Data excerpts
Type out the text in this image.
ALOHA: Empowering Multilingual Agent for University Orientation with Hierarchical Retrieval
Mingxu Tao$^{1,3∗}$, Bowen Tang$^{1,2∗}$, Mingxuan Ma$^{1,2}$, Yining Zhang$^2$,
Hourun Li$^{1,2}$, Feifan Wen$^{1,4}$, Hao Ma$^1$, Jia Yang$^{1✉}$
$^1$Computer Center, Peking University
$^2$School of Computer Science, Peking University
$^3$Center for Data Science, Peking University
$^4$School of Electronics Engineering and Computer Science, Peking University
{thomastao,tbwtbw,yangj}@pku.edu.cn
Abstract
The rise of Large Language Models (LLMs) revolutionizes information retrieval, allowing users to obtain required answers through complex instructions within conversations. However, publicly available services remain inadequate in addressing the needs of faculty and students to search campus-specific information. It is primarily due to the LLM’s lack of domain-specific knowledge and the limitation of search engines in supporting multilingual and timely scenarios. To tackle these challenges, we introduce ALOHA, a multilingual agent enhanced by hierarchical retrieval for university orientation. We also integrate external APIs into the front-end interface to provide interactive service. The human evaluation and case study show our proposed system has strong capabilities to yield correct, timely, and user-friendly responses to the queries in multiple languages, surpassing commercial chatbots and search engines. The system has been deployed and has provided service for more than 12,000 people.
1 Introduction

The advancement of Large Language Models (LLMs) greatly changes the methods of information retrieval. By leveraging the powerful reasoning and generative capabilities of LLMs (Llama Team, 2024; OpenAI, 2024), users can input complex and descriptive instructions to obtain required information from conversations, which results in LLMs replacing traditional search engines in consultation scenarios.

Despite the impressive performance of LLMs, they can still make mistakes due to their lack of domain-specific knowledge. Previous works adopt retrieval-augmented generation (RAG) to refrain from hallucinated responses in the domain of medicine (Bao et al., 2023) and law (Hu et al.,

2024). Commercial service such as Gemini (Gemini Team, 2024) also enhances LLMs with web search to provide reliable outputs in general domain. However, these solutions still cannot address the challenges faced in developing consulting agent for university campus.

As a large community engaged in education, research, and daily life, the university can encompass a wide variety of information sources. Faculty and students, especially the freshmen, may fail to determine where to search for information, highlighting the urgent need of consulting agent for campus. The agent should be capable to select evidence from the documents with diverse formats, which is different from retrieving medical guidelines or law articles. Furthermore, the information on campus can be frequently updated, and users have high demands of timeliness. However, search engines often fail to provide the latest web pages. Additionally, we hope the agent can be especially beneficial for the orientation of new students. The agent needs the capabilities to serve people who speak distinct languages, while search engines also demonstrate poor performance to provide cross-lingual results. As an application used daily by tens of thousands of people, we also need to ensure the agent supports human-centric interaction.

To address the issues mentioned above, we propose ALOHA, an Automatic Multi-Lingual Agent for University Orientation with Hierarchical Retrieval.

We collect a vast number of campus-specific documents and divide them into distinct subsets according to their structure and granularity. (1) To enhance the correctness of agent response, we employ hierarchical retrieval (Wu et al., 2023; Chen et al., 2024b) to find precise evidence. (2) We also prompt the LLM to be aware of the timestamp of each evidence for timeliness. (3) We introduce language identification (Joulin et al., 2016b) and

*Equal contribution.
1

» **Given task**: Type out the material again exactly as presented.

» **Exercise answer**:
Type out the text in this image.
ALOHA: Empowering Multilingual Agent for University Orientation with Hierarchical Retrieval
Mingxu Tao$^{1,3∗}$, Bowen Tang$^{1,2∗}$, Mingxuan Ma$^{1,2}$, Yining Zhang$^2$,
Hourun Li$^{1,2}$, Feifan Wen$^{1,4}$, Hao Ma$^1$, Jia Yang$^{1✉}$
$^1$Computer Center, Peking University
$^2$School of Computer Science, Peking University
$^3$Center for Data Science, Peking University
$^4$School of Electronics Engineering and Computer Science, Peking University
{thomastao,tbwtbw,yangj}@pku.edu.cn
Abstract
The rise of Large Language Models (LLMs) revolutionizes information retrieval, allowing users to obtain required answers through complex instructions within conversations. However, publicly available services remain inadequate in addressing the needs of faculty and students to search campus-specific information. It is primarily due to the LLM’s lack of domain-specific knowledge and the limitation of search engines in supporting multilingual and timely scenarios. To tackle these challenges, we introduce ALOHA, a multilingual agent enhanced by hierarchical retrieval for university orientation. We also integrate external APIs into the front-end interface to provide interactive service. The human evaluation and case study show our proposed system has strong capabilities to yield correct, timely, and user-friendly responses to the queries in multiple languages, surpassing commercial chatbots and search engines. The system has been deployed and has provided service for more than 12,000 people.
1 Introduction

The advancement of Large Language Models (LLMs) greatly changes the methods of information retrieval. By leveraging the powerful reasoning and generative capabilities of LLMs (Llama Team, 2024; OpenAI, 2024), users can input complex and descriptive instructions to obtain required information from conversations, which results in LLMs replacing traditional search engines in consultation scenarios.

Despite the impressive performance of LLMs, they can still make mistakes due to their lack of domain-specific knowledge. Previous works adopt retrieval-augmented generation (RAG) to refrain from hallucinated responses in the domain of medicine (Bao et al., 2023) and law (Hu et al.,

2024). Commercial service such as Gemini (Gemini Team, 2024) also enhances LLMs with web search to provide reliable outputs in general domain. However, these solutions still cannot address the challenges faced in developing consulting agent for university campus.

As a large community engaged in education, research, and daily life, the university can encompass a wide variety of information sources. Faculty and students, especially the freshmen, may fail to determine where to search for information, highlighting the urgent need of consulting agent for campus. The agent should be capable to select evidence from the documents with diverse formats, which is different from retrieving medical guidelines or law articles. Furthermore, the information on campus can be frequently updated, and users have high demands of timeliness. However, search engines often fail to provide the latest web pages. Additionally, we hope the agent can be especially beneficial for the orientation of new students. The agent needs the capabilities to serve people who speak distinct languages, while search engines also demonstrate poor performance to provide cross-lingual results. As an application used daily by tens of thousands of people, we also need to ensure the agent supports human-centric interaction.

To address the issues mentioned above, we propose ALOHA, an Automatic Multi-Lingual Agent for University Orientation with Hierarchical Retrieval.

We collect a vast number of campus-specific documents and divide them into distinct subsets according to their structure and granularity. (1) To enhance the correctness of agent response, we employ hierarchical retrieval (Wu et al., 2023; Chen et al., 2024b) to find precise evidence. (2) We also prompt the LLM to be aware of the timestamp of each evidence for timeliness. (3) We introduce language identification (Joulin et al., 2016b) and

*Equal contribution.
1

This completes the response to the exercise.